## YOUR TASK
Below are some records; work out how many of their lines contain "программы" and give the number only.

## SUPPLIED MATERIAL
================
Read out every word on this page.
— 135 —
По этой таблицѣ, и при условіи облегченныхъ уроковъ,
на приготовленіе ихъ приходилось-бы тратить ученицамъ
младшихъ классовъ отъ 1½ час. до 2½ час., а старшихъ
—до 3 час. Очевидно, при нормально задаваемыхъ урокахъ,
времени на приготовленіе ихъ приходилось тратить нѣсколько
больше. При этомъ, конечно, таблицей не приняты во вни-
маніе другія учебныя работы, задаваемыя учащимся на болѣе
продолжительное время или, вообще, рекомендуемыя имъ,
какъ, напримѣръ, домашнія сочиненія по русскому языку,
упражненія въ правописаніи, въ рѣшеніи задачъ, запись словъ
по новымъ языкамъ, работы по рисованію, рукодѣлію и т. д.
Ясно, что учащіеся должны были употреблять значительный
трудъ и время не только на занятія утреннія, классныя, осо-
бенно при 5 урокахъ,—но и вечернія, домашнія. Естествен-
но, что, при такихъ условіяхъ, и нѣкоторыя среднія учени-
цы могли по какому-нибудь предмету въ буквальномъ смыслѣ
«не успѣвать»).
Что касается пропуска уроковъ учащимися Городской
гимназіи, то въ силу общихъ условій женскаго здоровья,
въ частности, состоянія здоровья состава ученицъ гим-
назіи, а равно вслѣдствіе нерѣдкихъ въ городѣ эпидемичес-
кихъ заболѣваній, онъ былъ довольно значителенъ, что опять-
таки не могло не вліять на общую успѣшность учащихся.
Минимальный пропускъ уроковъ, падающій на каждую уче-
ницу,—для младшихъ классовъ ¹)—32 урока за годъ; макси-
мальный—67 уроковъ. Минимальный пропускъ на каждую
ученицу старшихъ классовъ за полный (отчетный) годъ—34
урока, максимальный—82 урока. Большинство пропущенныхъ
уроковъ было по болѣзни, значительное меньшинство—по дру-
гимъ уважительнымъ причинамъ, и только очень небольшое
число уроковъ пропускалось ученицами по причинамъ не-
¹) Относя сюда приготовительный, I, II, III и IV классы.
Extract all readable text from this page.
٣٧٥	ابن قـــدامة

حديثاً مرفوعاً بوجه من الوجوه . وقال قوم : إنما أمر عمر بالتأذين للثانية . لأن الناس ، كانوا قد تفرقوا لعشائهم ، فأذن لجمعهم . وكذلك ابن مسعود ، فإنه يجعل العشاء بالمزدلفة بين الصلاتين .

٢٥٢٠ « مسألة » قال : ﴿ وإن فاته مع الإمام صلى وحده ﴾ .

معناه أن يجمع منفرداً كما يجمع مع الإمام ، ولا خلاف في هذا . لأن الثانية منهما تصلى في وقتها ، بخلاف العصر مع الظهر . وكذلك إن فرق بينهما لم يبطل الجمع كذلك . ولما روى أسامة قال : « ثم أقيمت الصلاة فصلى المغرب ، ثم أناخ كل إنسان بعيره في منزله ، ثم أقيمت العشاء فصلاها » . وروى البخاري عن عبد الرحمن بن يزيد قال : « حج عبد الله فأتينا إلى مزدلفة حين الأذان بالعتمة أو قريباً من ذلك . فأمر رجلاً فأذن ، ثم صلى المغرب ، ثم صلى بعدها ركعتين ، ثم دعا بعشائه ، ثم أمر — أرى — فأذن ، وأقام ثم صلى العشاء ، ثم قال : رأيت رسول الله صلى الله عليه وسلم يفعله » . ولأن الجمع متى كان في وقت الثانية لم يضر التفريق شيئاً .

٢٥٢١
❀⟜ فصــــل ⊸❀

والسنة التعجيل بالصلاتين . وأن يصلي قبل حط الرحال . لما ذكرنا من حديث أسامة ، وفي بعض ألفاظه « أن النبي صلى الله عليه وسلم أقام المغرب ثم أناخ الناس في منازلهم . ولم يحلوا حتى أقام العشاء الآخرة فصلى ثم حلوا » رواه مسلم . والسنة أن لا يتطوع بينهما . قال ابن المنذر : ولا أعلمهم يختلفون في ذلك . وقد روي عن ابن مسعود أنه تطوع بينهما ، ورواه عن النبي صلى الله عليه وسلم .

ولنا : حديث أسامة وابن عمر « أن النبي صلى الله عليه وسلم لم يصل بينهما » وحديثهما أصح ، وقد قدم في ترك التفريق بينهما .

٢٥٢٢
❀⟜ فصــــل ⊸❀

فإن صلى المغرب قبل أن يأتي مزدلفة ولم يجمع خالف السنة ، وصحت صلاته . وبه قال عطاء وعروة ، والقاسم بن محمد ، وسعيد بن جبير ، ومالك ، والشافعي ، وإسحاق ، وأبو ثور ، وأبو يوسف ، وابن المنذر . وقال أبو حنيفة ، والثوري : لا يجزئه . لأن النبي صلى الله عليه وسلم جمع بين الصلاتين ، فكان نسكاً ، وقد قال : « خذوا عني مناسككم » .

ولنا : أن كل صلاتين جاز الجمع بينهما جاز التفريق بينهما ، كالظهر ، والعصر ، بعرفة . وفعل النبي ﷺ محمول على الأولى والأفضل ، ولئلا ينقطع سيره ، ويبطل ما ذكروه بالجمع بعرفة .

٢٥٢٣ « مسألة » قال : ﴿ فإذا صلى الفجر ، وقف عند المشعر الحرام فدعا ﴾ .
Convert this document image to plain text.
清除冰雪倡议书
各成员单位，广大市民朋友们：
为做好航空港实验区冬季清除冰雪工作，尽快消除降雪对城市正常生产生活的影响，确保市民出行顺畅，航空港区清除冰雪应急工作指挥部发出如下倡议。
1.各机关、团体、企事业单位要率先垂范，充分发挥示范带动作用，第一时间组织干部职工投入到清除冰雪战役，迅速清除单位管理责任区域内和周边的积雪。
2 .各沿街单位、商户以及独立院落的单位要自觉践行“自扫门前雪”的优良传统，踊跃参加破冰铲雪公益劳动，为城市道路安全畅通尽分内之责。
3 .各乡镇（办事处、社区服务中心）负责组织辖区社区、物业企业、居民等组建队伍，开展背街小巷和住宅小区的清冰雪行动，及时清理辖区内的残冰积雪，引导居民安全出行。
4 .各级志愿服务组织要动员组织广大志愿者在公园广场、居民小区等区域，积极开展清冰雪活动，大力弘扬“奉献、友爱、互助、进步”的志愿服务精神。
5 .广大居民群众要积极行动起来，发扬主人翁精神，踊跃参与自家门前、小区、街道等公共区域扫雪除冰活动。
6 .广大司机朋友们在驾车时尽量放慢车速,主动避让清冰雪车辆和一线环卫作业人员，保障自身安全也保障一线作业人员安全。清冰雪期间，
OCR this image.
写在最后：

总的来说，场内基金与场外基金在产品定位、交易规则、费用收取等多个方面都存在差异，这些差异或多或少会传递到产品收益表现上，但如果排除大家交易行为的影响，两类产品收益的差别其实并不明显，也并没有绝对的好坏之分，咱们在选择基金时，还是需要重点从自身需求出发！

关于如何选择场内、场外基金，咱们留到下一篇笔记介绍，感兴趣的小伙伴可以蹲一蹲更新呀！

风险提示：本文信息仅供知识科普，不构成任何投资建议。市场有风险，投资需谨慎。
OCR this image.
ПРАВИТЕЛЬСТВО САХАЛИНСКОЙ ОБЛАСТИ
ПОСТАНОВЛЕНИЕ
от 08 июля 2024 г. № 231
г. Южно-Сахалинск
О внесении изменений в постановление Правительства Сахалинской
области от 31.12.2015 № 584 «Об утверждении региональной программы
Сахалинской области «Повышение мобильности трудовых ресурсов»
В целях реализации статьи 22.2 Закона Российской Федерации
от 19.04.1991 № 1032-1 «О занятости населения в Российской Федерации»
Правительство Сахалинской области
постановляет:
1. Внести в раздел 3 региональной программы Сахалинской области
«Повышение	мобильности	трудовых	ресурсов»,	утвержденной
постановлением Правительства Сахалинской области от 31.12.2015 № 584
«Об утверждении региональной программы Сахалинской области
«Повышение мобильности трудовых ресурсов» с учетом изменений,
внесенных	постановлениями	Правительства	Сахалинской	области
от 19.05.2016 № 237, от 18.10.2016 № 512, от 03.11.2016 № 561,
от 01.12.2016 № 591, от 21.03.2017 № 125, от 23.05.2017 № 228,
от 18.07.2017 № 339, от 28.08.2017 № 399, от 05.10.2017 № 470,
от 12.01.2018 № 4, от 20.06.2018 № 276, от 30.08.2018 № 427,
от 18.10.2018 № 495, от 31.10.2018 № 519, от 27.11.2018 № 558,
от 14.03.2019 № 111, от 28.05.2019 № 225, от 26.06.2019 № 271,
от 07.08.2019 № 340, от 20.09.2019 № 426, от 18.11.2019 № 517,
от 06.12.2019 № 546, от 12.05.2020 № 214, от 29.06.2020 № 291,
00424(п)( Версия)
================
## FINISHED TASK
3